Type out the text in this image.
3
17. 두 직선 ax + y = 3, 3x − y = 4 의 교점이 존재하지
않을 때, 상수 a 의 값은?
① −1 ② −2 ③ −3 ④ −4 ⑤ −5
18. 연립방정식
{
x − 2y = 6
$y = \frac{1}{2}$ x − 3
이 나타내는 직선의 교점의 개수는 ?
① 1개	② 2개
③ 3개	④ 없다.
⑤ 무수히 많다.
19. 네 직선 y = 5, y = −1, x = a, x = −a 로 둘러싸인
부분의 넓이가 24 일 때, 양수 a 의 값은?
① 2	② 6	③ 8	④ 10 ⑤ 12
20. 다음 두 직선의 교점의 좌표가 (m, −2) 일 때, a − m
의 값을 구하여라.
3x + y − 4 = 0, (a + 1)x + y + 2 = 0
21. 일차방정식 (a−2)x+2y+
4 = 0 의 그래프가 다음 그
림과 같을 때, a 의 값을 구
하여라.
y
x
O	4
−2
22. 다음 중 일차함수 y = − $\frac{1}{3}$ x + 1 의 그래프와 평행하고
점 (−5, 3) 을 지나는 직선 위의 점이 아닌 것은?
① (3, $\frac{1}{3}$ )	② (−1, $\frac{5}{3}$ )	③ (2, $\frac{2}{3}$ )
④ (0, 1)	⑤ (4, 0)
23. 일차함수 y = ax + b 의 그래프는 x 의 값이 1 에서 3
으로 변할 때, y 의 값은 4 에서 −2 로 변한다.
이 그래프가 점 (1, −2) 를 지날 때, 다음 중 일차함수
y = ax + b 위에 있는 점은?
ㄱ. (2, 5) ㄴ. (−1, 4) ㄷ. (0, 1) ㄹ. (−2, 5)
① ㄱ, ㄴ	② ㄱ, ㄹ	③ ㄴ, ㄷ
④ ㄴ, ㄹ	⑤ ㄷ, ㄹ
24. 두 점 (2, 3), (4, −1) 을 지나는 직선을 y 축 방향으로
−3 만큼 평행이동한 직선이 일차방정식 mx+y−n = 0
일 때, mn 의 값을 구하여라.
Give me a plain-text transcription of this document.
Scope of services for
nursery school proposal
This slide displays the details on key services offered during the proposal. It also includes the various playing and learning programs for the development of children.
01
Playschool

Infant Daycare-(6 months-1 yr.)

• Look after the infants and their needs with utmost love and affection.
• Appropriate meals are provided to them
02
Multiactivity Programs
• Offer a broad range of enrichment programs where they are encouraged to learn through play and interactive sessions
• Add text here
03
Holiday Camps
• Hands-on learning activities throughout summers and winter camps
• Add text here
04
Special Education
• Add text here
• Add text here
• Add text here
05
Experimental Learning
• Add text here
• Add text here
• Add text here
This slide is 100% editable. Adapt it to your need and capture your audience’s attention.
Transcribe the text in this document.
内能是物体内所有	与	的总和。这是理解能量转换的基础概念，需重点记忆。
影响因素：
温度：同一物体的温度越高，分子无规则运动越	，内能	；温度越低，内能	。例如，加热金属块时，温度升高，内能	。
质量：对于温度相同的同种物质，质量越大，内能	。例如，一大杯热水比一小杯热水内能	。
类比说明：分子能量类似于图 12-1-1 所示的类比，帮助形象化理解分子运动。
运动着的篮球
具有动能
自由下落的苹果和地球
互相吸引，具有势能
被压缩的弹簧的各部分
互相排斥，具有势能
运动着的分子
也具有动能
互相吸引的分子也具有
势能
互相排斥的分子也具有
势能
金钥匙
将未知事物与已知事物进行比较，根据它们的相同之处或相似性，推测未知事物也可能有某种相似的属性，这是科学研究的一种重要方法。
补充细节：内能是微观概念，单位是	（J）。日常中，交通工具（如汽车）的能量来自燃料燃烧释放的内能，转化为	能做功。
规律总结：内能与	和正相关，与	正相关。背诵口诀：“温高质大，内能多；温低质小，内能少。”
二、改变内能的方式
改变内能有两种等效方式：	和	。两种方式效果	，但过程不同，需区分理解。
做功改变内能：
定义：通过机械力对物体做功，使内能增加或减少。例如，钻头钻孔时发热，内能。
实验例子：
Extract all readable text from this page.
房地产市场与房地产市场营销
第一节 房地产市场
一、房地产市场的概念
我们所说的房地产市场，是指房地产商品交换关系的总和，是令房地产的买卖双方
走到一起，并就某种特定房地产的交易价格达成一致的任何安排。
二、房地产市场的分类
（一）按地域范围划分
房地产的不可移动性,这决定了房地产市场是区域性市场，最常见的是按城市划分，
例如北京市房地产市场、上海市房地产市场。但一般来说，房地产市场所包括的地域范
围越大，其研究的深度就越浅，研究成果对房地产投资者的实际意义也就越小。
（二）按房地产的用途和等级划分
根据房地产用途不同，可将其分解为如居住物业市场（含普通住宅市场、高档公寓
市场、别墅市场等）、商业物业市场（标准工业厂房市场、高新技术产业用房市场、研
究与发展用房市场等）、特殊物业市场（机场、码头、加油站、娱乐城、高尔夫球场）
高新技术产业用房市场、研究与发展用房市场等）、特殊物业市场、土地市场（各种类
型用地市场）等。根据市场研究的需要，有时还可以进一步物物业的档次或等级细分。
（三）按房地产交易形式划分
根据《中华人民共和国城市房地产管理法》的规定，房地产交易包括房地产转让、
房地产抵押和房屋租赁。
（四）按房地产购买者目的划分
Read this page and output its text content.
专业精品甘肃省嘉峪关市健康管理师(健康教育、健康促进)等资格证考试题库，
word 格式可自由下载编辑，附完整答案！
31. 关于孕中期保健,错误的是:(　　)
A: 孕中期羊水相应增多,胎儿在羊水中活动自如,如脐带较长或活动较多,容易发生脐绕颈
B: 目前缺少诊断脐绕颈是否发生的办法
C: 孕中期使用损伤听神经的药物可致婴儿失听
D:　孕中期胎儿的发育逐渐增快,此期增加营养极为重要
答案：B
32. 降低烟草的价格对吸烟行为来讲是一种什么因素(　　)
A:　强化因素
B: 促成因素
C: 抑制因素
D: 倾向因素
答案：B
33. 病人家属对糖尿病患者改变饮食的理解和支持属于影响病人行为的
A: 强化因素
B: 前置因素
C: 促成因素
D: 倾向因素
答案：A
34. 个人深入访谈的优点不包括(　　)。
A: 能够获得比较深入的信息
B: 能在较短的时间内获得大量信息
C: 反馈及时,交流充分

··········

> [Problem details]
Work out how many lines of the material above contain the word "일차함수", then give only that figure.

> [Solution to this problem]
3